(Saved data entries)
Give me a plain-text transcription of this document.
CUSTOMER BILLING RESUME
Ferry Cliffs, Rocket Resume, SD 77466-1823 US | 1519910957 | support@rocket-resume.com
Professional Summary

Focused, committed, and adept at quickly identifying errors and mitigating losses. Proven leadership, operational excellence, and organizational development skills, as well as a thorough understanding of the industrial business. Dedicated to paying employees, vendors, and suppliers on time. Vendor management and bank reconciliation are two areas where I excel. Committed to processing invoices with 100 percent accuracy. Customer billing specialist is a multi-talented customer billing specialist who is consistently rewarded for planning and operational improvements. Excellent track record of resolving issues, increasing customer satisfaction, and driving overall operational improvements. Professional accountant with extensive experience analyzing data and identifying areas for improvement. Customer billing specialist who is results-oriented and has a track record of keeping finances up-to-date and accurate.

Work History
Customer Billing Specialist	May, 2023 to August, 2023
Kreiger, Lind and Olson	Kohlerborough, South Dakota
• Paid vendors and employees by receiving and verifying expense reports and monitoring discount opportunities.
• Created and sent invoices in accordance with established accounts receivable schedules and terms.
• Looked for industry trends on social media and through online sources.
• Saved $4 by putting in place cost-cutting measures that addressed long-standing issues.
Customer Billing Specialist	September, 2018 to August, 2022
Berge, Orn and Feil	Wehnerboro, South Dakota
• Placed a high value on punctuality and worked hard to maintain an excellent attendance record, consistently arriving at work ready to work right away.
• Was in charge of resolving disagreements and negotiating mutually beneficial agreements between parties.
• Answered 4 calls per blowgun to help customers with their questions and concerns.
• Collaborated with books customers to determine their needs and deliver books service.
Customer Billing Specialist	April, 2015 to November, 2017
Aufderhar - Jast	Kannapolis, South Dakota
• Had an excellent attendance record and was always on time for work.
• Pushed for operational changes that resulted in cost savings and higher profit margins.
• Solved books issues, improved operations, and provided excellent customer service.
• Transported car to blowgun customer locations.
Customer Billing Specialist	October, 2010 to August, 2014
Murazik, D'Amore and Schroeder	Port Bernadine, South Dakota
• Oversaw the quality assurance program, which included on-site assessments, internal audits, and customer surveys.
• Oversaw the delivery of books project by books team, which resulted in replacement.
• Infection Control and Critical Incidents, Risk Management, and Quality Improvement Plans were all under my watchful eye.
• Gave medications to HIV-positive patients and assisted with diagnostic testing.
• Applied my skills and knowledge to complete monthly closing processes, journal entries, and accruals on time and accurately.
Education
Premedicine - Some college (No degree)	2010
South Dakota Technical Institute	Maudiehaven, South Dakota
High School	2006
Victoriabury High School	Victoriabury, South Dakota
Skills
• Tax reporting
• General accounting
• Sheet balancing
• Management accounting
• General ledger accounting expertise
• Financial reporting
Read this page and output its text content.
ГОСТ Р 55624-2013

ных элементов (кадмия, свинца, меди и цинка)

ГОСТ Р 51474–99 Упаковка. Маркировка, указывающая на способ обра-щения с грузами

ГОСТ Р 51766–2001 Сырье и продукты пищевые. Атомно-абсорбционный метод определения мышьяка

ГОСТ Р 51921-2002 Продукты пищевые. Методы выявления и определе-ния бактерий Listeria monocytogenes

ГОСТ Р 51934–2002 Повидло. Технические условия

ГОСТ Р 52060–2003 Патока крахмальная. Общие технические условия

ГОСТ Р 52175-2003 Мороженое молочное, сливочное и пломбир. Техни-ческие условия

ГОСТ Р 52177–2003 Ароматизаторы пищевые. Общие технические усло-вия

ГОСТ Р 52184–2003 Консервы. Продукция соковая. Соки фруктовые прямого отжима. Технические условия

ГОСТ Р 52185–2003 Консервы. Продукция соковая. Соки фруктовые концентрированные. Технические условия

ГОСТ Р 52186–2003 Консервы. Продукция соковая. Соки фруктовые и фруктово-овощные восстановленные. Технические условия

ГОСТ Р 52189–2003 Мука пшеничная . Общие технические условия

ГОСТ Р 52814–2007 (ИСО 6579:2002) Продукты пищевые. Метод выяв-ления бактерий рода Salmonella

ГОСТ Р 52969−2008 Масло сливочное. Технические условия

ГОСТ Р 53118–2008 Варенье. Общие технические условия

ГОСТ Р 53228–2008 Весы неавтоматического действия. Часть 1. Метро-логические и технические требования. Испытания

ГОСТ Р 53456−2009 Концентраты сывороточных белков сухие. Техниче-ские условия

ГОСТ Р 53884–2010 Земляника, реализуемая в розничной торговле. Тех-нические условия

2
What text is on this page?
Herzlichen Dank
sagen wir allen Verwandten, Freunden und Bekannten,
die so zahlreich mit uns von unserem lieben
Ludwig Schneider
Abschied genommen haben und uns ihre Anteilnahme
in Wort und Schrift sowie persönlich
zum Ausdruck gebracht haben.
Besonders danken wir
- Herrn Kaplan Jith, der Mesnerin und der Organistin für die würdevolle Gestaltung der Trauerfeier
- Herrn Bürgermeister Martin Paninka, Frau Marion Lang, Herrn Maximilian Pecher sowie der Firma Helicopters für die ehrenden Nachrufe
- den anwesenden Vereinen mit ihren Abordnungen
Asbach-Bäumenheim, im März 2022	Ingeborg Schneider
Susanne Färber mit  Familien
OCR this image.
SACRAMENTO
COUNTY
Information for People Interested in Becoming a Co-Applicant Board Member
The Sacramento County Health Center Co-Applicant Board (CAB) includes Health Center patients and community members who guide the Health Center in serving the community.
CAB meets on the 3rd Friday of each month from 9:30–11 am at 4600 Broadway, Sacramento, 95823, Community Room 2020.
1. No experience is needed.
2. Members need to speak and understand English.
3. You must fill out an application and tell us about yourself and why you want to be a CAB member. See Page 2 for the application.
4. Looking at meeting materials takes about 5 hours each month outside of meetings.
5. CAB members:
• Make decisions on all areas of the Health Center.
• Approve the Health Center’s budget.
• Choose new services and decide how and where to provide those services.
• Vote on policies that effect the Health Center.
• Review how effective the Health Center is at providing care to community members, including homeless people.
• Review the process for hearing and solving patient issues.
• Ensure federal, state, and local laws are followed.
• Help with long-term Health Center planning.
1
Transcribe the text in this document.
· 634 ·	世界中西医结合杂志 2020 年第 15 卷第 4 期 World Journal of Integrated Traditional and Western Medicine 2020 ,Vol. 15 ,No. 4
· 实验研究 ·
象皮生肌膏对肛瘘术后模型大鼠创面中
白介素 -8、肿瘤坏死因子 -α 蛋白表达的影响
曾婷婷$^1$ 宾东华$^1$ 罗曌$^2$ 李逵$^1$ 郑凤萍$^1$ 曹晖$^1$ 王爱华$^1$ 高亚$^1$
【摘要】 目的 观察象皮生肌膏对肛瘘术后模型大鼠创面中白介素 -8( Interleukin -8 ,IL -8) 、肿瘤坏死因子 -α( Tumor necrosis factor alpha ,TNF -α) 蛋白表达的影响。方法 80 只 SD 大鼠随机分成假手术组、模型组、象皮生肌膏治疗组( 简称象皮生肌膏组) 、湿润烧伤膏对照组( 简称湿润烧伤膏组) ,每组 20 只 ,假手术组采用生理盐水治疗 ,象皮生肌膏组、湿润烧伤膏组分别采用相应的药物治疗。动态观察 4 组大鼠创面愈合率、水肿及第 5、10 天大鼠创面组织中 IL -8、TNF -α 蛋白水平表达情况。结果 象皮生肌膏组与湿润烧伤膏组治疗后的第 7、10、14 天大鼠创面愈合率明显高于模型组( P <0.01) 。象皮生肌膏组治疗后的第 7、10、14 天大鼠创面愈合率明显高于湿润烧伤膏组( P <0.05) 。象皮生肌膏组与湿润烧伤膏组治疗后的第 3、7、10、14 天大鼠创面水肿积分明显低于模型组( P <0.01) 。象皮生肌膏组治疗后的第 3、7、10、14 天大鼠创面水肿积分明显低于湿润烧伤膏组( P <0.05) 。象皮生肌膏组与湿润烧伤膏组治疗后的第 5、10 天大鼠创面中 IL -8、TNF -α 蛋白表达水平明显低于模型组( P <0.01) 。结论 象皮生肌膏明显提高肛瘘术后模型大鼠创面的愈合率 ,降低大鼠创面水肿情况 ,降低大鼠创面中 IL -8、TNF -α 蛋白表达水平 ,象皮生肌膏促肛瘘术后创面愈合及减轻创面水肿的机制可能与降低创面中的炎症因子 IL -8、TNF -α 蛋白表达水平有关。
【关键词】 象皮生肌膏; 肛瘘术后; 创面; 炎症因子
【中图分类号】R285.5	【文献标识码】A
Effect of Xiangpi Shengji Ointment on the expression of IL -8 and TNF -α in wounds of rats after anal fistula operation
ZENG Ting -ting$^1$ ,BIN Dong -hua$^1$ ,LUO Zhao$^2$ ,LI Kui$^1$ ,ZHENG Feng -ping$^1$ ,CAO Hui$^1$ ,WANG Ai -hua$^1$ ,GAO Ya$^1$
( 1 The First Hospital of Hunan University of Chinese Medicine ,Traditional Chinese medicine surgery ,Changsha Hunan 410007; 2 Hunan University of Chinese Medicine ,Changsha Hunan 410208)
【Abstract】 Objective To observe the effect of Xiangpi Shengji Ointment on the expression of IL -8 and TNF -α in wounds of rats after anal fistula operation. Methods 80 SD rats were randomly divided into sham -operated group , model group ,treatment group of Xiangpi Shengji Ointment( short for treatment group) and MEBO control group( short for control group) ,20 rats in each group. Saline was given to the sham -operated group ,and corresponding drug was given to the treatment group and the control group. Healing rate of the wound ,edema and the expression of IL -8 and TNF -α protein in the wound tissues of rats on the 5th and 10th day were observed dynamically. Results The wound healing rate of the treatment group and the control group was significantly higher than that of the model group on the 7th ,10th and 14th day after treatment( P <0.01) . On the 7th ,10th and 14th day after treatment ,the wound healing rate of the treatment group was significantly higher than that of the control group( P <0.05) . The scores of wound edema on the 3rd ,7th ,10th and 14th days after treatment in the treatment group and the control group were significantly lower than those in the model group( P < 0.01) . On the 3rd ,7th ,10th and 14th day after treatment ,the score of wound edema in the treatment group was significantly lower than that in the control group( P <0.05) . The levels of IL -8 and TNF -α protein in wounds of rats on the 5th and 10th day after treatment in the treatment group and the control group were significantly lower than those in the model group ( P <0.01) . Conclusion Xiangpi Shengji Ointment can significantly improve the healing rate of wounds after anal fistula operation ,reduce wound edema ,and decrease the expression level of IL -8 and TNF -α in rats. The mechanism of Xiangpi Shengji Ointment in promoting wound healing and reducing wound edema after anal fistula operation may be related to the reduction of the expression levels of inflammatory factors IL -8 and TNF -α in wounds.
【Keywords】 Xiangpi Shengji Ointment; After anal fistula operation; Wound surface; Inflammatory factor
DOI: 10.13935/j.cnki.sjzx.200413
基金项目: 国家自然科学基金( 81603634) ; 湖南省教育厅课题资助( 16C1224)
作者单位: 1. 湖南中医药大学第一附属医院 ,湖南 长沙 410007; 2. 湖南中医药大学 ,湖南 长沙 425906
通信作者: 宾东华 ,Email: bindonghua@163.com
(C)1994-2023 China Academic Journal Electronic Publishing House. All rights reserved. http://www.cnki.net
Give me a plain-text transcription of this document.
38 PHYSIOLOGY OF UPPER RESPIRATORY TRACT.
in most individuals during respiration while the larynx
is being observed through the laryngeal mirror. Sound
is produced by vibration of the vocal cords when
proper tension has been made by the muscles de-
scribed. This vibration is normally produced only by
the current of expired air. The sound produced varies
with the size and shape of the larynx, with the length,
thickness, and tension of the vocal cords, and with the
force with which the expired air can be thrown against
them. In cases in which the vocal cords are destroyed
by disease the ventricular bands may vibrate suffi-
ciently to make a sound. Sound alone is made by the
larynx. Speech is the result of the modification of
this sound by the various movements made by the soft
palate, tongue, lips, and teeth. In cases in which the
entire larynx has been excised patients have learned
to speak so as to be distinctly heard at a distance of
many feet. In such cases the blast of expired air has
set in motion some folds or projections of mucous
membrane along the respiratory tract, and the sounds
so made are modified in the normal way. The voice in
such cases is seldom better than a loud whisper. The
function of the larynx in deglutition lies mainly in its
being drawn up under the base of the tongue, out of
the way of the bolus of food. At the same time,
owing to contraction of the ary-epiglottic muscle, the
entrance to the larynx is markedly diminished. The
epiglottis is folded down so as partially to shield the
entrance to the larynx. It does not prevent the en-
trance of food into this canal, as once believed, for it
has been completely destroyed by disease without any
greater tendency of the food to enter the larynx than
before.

Exercise description – Go through the entries above and copy each line holding the string "August".

Expected answer –
Customer Billing Specialist	May, 2023 to August, 2023
Customer Billing Specialist	September, 2018 to August, 2022
Customer Billing Specialist	October, 2010 to August, 2014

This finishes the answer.